_Raw records_.

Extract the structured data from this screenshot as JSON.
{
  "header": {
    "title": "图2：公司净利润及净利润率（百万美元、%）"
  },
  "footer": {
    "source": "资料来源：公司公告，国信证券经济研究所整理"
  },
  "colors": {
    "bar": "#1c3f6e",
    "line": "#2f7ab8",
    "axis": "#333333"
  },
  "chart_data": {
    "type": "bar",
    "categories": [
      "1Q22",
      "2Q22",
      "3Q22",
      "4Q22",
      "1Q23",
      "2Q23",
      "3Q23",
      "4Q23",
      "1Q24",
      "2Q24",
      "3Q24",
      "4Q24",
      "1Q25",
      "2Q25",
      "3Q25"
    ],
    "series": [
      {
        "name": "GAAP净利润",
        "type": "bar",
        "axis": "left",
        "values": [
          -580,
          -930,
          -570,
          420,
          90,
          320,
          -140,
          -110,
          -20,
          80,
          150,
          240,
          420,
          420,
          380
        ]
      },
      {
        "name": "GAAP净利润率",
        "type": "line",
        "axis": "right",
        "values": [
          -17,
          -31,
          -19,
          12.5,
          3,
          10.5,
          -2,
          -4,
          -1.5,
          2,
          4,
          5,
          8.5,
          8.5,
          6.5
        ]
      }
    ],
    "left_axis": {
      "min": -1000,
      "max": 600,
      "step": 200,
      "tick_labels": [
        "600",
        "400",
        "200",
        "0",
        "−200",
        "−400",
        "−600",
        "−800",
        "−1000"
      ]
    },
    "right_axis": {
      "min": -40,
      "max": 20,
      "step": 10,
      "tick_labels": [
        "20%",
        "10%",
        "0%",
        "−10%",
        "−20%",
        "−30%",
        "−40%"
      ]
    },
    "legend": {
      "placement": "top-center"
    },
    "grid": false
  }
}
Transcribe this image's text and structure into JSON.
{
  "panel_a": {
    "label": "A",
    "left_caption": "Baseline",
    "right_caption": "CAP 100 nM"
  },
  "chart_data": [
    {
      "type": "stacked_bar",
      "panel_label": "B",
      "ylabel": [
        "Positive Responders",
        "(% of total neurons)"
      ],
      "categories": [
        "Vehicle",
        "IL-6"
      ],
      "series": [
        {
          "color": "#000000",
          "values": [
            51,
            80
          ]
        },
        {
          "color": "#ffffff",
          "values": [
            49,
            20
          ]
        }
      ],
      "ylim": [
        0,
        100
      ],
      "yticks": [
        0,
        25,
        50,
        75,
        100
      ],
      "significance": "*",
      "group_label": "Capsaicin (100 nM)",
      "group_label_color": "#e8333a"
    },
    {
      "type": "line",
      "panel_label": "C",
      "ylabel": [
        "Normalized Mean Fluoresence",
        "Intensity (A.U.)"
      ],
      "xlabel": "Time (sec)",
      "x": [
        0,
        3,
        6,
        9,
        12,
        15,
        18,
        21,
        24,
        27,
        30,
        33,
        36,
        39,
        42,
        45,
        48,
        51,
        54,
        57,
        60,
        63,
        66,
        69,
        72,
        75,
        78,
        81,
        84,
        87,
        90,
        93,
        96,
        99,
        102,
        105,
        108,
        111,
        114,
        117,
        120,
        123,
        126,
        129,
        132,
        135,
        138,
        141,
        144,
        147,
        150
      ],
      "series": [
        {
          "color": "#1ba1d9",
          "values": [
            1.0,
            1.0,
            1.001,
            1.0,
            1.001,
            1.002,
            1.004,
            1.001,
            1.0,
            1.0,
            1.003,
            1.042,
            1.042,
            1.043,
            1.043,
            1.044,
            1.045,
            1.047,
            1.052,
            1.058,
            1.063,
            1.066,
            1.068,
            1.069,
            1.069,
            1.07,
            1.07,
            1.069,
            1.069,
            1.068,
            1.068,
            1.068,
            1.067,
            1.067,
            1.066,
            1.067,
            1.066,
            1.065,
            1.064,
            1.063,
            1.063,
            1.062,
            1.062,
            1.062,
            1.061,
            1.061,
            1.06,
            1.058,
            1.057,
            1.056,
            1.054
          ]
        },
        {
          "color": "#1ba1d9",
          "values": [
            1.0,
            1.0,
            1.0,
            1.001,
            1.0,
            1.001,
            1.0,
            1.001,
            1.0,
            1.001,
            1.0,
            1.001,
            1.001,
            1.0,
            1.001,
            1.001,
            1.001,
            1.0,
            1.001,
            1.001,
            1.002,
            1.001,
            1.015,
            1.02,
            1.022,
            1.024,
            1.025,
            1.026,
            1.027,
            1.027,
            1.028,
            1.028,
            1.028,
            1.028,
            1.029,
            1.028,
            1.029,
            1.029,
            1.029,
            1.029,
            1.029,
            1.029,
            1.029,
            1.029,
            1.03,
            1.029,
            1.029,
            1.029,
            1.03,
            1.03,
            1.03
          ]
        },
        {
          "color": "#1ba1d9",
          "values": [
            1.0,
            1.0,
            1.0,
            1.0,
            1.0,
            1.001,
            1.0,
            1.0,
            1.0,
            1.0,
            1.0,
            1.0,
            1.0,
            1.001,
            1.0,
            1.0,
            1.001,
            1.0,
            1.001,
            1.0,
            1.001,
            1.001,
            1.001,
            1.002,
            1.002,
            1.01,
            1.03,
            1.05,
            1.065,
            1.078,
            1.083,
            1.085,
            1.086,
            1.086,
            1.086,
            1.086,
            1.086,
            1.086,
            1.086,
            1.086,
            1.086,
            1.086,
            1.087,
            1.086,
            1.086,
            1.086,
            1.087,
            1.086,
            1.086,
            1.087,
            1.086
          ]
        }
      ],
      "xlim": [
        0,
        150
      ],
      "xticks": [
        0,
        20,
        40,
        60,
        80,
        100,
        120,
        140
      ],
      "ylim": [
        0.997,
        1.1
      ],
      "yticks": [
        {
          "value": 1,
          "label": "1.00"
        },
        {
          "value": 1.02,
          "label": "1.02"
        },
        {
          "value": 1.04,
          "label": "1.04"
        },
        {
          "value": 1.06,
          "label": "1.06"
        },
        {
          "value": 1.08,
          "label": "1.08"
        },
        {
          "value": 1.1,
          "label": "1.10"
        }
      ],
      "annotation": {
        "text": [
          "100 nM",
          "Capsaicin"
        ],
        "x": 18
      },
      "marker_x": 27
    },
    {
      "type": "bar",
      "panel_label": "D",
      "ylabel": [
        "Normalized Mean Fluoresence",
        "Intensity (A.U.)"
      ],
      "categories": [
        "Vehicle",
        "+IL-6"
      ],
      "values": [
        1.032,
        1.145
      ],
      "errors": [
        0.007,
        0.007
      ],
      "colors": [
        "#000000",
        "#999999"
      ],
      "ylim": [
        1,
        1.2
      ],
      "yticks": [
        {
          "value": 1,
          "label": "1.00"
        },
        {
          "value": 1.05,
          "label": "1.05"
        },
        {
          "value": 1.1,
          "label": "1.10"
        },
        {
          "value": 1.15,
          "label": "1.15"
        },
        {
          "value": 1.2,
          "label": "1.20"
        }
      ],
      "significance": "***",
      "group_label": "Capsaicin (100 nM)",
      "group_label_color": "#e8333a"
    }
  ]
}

_Exercise directions_.
Transcribe the data above in full, exactly.

_Problem solution_.
Extract the structured data from this screenshot as JSON.
{
  "header": {
    "title": "图2：公司净利润及净利润率（百万美元、%）"
  },
  "footer": {
    "source": "资料来源：公司公告，国信证券经济研究所整理"
  },
  "colors": {
    "bar": "#1c3f6e",
    "line": "#2f7ab8",
    "axis": "#333333"
  },
  "chart_data": {
    "type": "bar",
    "categories": [
      "1Q22",
      "2Q22",
      "3Q22",
      "4Q22",
      "1Q23",
      "2Q23",
      "3Q23",
      "4Q23",
      "1Q24",
      "2Q24",
      "3Q24",
      "4Q24",
      "1Q25",
      "2Q25",
      "3Q25"
    ],
    "series": [
      {
        "name": "GAAP净利润",
        "type": "bar",
        "axis": "left",
        "values": [
          -580,
          -930,
          -570,
          420,
          90,
          320,
          -140,
          -110,
          -20,
          80,
          150,
          240,
          420,
          420,
          380
        ]
      },
      {
        "name": "GAAP净利润率",
        "type": "line",
        "axis": "right",
        "values": [
          -17,
          -31,
          -19,
          12.5,
          3,
          10.5,
          -2,
          -4,
          -1.5,
          2,
          4,
          5,
          8.5,
          8.5,
          6.5
        ]
      }
    ],
    "left_axis": {
      "min": -1000,
      "max": 600,
      "step": 200,
      "tick_labels": [
        "600",
        "400",
        "200",
        "0",
        "−200",
        "−400",
        "−600",
        "−800",
        "−1000"
      ]
    },
    "right_axis": {
      "min": -40,
      "max": 20,
      "step": 10,
      "tick_labels": [
        "20%",
        "10%",
        "0%",
        "−10%",
        "−20%",
        "−30%",
        "−40%"
      ]
    },
    "legend": {
      "placement": "top-center"
    },
    "grid": false
  }
}
Transcribe this image's text and structure into JSON.
{
  "panel_a": {
    "label": "A",
    "left_caption": "Baseline",
    "right_caption": "CAP 100 nM"
  },
  "chart_data": [
    {
      "type": "stacked_bar",
      "panel_label": "B",
      "ylabel": [
        "Positive Responders",
        "(% of total neurons)"
      ],
      "categories": [
        "Vehicle",
        "IL-6"
      ],
      "series": [
        {
          "color": "#000000",
          "values": [
            51,
            80
          ]
        },
        {
          "color": "#ffffff",
          "values": [
            49,
            20
          ]
        }
      ],
      "ylim": [
        0,
        100
      ],
      "yticks": [
        0,
        25,
        50,
        75,
        100
      ],
      "significance": "*",
      "group_label": "Capsaicin (100 nM)",
      "group_label_color": "#e8333a"
    },
    {
      "type": "line",
      "panel_label": "C",
      "ylabel": [
        "Normalized Mean Fluoresence",
        "Intensity (A.U.)"
      ],
      "xlabel": "Time (sec)",
      "x": [
        0,
        3,
        6,
        9,
        12,
        15,
        18,
        21,
        24,
        27,
        30,
        33,
        36,
        39,
        42,
        45,
        48,
        51,
        54,
        57,
        60,
        63,
        66,
        69,
        72,
        75,
        78,
        81,
        84,
        87,
        90,
        93,
        96,
        99,
        102,
        105,
        108,
        111,
        114,
        117,
        120,
        123,
        126,
        129,
        132,
        135,
        138,
        141,
        144,
        147,
        150
      ],
      "series": [
        {
          "color": "#1ba1d9",
          "values": [
            1.0,
            1.0,
            1.001,
            1.0,
            1.001,
            1.002,
            1.004,
            1.001,
            1.0,
            1.0,
            1.003,
            1.042,
            1.042,
            1.043,
            1.043,
            1.044,
            1.045,
            1.047,
            1.052,
            1.058,
            1.063,
            1.066,
            1.068,
            1.069,
            1.069,
            1.07,
            1.07,
            1.069,
            1.069,
            1.068,
            1.068,
            1.068,
            1.067,
            1.067,
            1.066,
            1.067,
            1.066,
            1.065,
            1.064,
            1.063,
            1.063,
            1.062,
            1.062,
            1.062,
            1.061,
            1.061,
            1.06,
            1.058,
            1.057,
            1.056,
            1.054
          ]
        },
        {
          "color": "#1ba1d9",
          "values": [
            1.0,
            1.0,
            1.0,
            1.001,
            1.0,
            1.001,
            1.0,
            1.001,
            1.0,
            1.001,
            1.0,
            1.001,
            1.001,
            1.0,
            1.001,
            1.001,
            1.001,
            1.0,
            1.001,
            1.001,
            1.002,
            1.001,
            1.015,
            1.02,
            1.022,
            1.024,
            1.025,
            1.026,
            1.027,
            1.027,
            1.028,
            1.028,
            1.028,
            1.028,
            1.029,
            1.028,
            1.029,
            1.029,
            1.029,
            1.029,
            1.029,
            1.029,
            1.029,
            1.029,
            1.03,
            1.029,
            1.029,
            1.029,
            1.03,
            1.03,
            1.03
          ]
        },
        {
          "color": "#1ba1d9",
          "values": [
            1.0,
            1.0,
            1.0,
            1.0,
            1.0,
            1.001,
            1.0,
            1.0,
            1.0,
            1.0,
            1.0,
            1.0,
            1.0,
            1.001,
            1.0,
            1.0,
            1.001,
            1.0,
            1.001,
            1.0,
            1.001,
            1.001,
            1.001,
            1.002,
            1.002,
            1.01,
            1.03,
            1.05,
            1.065,
            1.078,
            1.083,
            1.085,
            1.086,
            1.086,
            1.086,
            1.086,
            1.086,
            1.086,
            1.086,
            1.086,
            1.086,
            1.086,
            1.087,
            1.086,
            1.086,
            1.086,
            1.087,
            1.086,
            1.086,
            1.087,
            1.086
          ]
        }
      ],
      "xlim": [
        0,
        150
      ],
      "xticks": [
        0,
        20,
        40,
        60,
        80,
        100,
        120,
        140
      ],
      "ylim": [
        0.997,
        1.1
      ],
      "yticks": [
        {
          "value": 1,
          "label": "1.00"
        },
        {
          "value": 1.02,
          "label": "1.02"
        },
        {
          "value": 1.04,
          "label": "1.04"
        },
        {
          "value": 1.06,
          "label": "1.06"
        },
        {
          "value": 1.08,
          "label": "1.08"
        },
        {
          "value": 1.1,
          "label": "1.10"
        }
      ],
      "annotation": {
        "text": [
          "100 nM",
          "Capsaicin"
        ],
        "x": 18
      },
      "marker_x": 27
    },
    {
      "type": "bar",
      "panel_label": "D",
      "ylabel": [
        "Normalized Mean Fluoresence",
        "Intensity (A.U.)"
      ],
      "categories": [
        "Vehicle",
        "+IL-6"
      ],
      "values": [
        1.032,
        1.145
      ],
      "errors": [
        0.007,
        0.007
      ],
      "colors": [
        "#000000",
        "#999999"
      ],
      "ylim": [
        1,
        1.2
      ],
      "yticks": [
        {
          "value": 1,
          "label": "1.00"
        },
        {
          "value": 1.05,
          "label": "1.05"
        },
        {
          "value": 1.1,
          "label": "1.10"
        },
        {
          "value": 1.15,
          "label": "1.15"
        },
        {
          "value": 1.2,
          "label": "1.20"
        }
      ],
      "significance": "***",
      "group_label": "Capsaicin (100 nM)",
      "group_label_color": "#e8333a"
    }
  ]
}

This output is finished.